### WHAT NEEDS TO BE DONE
Note each line that includes the word "characters". Copy those lines.

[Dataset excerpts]
───
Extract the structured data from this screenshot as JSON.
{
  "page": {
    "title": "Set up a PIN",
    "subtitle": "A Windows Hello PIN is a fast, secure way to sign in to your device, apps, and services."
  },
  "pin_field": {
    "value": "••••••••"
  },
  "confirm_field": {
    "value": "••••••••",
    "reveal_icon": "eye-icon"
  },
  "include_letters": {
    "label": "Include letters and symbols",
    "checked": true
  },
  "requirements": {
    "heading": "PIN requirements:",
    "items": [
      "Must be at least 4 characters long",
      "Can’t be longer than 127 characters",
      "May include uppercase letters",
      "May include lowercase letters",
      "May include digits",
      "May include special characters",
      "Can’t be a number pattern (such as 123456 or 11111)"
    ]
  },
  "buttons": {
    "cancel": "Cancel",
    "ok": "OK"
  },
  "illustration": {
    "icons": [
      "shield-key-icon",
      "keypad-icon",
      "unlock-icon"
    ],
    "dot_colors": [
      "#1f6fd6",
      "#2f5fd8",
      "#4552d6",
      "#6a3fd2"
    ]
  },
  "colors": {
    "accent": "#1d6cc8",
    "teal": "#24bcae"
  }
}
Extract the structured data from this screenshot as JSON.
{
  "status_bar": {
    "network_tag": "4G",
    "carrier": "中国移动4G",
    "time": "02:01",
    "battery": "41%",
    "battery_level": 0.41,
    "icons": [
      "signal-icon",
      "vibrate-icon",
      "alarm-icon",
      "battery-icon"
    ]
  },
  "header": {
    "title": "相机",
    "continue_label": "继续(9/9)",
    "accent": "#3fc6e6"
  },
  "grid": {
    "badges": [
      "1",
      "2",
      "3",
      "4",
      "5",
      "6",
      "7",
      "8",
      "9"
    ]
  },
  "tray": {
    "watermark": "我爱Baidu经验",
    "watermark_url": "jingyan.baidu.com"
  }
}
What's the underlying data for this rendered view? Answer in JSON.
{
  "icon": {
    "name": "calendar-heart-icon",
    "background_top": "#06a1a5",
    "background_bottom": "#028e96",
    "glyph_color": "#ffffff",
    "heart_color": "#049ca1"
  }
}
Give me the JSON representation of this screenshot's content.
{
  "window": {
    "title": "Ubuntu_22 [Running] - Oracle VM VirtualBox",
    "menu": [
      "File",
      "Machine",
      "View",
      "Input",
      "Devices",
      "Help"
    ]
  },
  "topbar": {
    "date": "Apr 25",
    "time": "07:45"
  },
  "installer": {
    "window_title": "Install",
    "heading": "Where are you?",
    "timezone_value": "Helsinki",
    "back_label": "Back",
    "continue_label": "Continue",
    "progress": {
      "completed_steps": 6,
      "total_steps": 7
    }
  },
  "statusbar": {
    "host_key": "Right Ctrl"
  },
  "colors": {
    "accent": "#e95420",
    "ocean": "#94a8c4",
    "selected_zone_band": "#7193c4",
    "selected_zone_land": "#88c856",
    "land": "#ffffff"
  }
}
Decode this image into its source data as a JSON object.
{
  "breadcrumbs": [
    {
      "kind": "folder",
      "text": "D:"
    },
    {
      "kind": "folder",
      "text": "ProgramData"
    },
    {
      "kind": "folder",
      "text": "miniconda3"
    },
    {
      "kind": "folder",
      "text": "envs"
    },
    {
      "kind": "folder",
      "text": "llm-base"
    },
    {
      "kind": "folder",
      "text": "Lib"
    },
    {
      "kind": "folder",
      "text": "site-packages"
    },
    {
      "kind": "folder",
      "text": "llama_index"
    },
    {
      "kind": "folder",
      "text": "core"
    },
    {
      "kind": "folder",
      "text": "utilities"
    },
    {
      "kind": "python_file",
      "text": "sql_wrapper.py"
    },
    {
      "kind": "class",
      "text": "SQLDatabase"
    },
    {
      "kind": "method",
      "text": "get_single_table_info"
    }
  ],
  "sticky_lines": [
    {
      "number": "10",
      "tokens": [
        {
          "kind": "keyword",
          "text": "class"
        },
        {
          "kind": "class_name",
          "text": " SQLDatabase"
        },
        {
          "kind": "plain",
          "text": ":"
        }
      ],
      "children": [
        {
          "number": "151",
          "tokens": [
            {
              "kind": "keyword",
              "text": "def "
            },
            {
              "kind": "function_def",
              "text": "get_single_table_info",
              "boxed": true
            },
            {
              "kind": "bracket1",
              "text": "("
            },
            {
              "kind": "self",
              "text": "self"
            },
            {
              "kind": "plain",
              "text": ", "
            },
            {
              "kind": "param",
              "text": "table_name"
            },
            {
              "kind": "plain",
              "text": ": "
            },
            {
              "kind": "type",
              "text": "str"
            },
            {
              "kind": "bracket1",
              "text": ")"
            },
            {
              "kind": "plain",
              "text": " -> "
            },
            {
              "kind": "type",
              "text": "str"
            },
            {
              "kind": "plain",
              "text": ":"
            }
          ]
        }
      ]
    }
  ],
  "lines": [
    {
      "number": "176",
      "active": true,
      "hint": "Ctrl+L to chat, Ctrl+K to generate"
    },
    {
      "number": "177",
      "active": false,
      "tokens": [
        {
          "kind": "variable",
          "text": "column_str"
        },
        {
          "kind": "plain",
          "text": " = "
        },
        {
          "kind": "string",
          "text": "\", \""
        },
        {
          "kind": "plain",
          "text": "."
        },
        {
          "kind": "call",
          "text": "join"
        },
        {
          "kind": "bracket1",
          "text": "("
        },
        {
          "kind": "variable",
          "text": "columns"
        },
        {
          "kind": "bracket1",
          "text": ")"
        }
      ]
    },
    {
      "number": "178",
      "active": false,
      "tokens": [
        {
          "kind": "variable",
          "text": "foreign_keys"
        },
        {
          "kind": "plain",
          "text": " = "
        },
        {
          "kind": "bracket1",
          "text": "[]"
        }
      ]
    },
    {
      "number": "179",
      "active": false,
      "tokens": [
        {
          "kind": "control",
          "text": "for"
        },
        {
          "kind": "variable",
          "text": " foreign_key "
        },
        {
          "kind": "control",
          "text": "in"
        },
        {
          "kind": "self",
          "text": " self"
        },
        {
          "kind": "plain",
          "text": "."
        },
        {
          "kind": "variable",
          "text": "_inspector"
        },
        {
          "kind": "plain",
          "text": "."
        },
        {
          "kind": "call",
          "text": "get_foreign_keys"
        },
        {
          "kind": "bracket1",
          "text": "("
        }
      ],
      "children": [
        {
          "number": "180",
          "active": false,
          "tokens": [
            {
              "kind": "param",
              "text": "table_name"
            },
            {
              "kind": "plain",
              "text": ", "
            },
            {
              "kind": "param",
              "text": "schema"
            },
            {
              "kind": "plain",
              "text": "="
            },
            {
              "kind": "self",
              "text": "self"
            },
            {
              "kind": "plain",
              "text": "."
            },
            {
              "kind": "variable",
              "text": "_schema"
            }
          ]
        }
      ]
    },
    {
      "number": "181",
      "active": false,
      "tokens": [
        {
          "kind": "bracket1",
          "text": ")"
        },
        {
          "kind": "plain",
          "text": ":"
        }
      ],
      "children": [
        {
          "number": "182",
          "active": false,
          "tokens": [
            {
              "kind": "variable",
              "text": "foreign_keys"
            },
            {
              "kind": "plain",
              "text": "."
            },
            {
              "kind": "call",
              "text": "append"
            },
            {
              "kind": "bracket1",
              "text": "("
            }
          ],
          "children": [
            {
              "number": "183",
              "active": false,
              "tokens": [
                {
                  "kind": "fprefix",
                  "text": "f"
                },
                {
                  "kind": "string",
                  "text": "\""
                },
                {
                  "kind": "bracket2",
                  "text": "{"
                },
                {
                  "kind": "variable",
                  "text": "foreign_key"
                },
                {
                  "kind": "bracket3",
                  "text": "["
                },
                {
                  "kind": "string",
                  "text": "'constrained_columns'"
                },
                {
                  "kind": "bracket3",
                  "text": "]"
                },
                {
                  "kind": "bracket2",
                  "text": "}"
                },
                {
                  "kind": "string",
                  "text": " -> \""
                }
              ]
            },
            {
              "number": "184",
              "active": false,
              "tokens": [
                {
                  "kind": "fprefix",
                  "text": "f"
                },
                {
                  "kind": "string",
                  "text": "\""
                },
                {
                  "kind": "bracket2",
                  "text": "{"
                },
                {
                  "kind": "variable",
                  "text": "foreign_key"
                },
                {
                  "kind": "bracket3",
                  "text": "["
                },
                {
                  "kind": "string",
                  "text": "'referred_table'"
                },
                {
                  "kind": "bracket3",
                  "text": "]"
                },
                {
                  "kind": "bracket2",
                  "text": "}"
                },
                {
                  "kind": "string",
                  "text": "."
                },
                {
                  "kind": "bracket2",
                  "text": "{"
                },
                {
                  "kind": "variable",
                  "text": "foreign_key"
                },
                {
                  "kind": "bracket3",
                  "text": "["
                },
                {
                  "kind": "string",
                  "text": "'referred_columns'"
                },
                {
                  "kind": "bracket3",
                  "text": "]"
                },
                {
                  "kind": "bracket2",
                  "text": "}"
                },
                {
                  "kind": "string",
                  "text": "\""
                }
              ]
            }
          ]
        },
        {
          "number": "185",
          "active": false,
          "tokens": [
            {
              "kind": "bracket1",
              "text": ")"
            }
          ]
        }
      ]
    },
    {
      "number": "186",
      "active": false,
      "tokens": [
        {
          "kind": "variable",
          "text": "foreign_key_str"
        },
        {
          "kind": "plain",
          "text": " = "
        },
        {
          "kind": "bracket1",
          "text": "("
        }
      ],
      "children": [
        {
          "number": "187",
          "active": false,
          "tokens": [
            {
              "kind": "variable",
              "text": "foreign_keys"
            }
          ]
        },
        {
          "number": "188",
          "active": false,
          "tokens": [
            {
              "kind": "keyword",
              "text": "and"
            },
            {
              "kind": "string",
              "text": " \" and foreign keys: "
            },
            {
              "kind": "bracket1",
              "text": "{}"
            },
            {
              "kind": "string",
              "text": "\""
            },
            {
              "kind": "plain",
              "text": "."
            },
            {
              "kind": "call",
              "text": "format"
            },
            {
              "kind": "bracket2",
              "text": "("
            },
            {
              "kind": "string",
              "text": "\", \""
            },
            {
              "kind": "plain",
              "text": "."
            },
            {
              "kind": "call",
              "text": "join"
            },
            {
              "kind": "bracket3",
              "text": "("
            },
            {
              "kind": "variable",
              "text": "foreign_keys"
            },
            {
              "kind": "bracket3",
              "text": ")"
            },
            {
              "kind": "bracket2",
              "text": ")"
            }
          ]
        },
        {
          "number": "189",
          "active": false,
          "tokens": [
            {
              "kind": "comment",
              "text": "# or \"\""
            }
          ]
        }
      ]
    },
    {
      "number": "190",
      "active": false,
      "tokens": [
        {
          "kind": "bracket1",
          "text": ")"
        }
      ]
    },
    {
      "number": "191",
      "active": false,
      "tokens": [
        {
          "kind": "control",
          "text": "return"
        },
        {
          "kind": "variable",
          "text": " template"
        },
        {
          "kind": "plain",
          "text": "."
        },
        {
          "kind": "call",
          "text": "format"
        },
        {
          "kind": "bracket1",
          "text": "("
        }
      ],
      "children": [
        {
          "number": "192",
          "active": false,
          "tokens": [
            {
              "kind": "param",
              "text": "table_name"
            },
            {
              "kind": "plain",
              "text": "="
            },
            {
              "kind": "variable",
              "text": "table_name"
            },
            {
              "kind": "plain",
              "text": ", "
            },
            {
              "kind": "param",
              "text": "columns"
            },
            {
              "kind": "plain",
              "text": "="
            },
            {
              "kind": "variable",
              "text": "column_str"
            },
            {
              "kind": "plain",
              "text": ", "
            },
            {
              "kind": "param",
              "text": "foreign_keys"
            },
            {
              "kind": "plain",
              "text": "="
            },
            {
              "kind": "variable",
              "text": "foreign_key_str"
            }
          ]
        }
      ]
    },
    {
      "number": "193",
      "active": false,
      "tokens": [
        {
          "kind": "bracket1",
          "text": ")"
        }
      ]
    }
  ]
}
───
### RESULT OF THE TASK
      "Must be at least 4 characters long",
      "Can’t be longer than 127 characters",
      "May include special characters",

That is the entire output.